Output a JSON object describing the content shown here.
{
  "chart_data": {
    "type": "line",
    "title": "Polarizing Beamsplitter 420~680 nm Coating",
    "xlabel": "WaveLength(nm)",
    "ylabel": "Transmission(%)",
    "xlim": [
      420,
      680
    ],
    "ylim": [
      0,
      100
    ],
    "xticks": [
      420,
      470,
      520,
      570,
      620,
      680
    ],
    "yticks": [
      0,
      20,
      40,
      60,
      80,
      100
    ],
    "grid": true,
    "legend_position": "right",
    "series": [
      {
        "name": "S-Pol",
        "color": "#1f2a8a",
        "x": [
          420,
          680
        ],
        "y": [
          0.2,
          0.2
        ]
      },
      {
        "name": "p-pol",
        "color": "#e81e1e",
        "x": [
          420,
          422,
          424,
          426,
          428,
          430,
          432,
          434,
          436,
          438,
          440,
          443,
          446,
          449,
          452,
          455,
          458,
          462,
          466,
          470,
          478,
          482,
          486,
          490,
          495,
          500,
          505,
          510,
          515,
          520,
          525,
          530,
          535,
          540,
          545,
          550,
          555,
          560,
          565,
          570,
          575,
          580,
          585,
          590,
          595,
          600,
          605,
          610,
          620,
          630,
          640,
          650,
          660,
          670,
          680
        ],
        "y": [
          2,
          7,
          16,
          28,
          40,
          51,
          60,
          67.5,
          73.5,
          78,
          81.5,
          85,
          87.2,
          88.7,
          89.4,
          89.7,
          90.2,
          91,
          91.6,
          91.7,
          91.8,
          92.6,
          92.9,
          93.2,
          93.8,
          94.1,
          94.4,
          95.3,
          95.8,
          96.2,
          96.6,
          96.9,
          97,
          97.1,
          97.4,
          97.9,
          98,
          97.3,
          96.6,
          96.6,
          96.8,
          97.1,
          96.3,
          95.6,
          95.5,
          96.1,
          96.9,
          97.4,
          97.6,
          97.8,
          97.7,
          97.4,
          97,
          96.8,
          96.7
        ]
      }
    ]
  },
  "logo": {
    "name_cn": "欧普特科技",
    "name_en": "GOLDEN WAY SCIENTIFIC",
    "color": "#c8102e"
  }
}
******
• **DIRECTIVE**: From the records above, pull out every line containing the word "color".

• **FINAL RESULT**:
        "color": "#1f2a8a",
        "color": "#e81e1e",
    "color": "#c8102e"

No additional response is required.